**Your task**
Only the lines holding the string "Nettoyer" are needed. Copy each one.

-- -- --

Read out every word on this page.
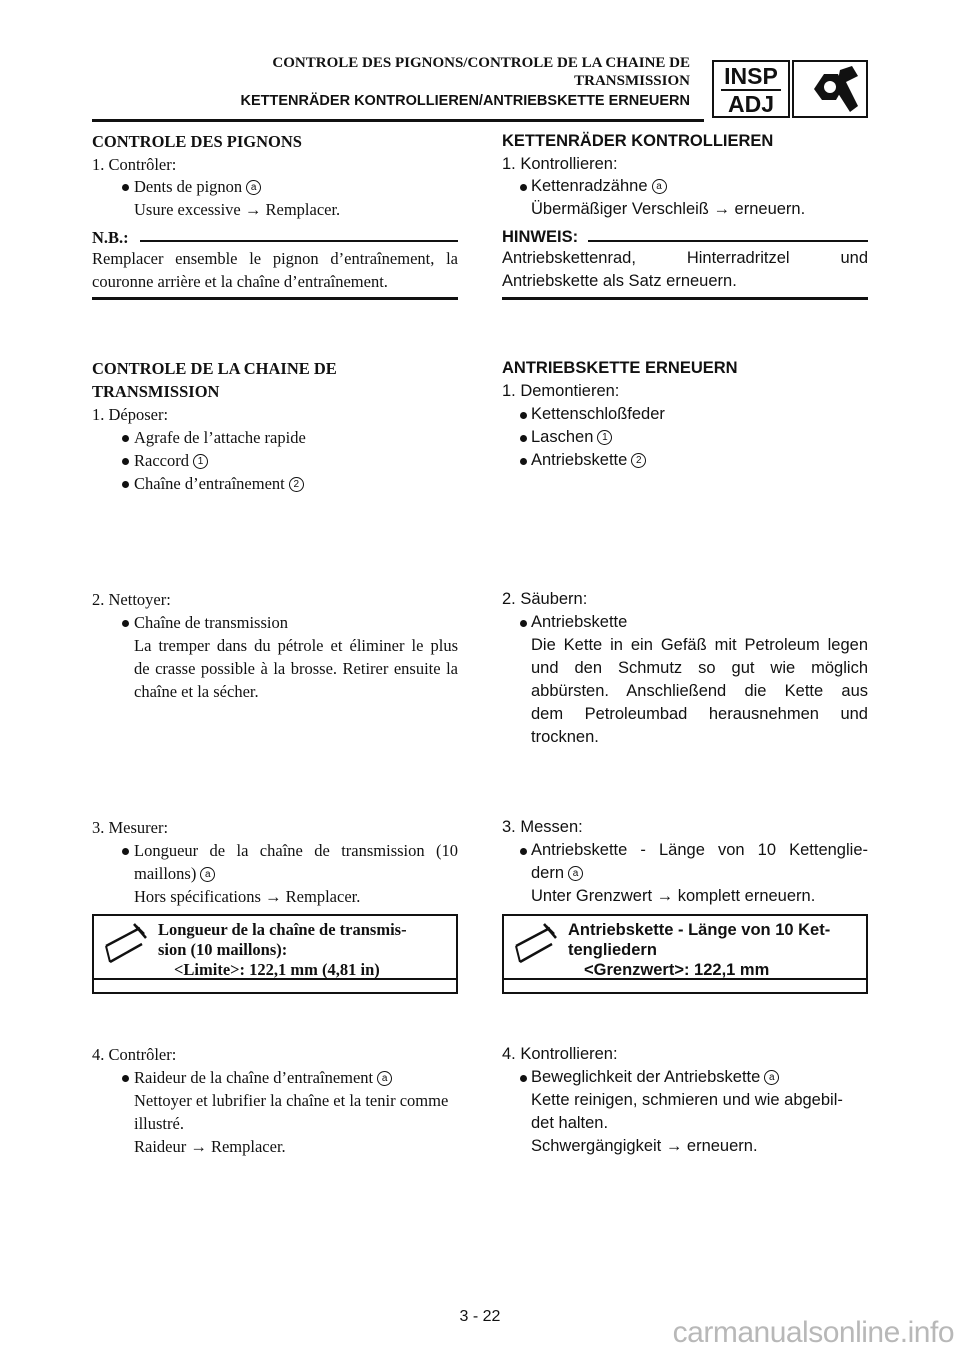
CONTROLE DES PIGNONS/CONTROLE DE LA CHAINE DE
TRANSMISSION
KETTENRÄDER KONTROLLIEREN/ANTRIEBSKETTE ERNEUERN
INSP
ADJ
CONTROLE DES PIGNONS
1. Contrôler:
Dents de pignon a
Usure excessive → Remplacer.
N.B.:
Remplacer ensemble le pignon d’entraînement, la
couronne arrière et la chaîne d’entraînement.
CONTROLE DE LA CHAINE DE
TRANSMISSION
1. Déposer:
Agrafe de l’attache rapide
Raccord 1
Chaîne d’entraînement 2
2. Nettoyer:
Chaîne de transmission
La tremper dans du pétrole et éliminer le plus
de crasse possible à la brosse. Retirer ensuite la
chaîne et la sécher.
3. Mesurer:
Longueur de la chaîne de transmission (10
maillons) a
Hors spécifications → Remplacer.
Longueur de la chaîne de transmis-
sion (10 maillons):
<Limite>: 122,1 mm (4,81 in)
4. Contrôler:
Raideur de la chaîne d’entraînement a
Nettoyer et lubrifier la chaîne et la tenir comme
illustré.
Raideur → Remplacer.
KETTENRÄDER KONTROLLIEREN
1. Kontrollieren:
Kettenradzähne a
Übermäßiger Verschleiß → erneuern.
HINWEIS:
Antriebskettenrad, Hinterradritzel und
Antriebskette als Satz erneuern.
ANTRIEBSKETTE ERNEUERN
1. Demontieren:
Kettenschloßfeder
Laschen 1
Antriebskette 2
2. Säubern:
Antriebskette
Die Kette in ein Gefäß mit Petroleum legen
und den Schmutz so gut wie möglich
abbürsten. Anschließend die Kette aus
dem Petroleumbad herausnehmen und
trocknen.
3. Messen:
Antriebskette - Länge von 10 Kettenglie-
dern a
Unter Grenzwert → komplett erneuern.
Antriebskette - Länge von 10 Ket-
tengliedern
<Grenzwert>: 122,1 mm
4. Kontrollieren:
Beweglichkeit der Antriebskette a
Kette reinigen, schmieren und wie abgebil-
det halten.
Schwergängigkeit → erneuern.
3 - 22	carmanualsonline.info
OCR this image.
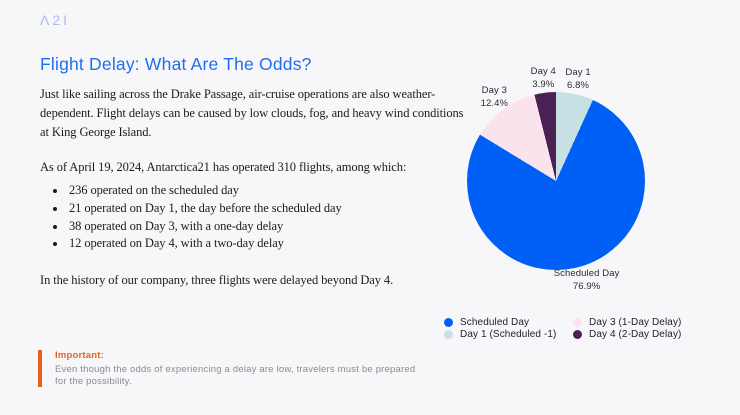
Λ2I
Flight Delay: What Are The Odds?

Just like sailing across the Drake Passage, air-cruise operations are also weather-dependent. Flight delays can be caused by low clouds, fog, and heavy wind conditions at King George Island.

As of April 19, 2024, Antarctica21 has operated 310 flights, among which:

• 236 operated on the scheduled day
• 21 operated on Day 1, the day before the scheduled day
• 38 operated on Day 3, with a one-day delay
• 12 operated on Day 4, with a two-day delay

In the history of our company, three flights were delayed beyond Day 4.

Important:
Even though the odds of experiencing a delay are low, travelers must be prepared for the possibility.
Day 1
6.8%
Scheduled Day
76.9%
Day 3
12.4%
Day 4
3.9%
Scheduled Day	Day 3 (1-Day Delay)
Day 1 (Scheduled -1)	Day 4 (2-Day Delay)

-- -- --

**Output of the task**
2. Nettoyer:
Nettoyer et lubrifier la chaîne et la tenir comme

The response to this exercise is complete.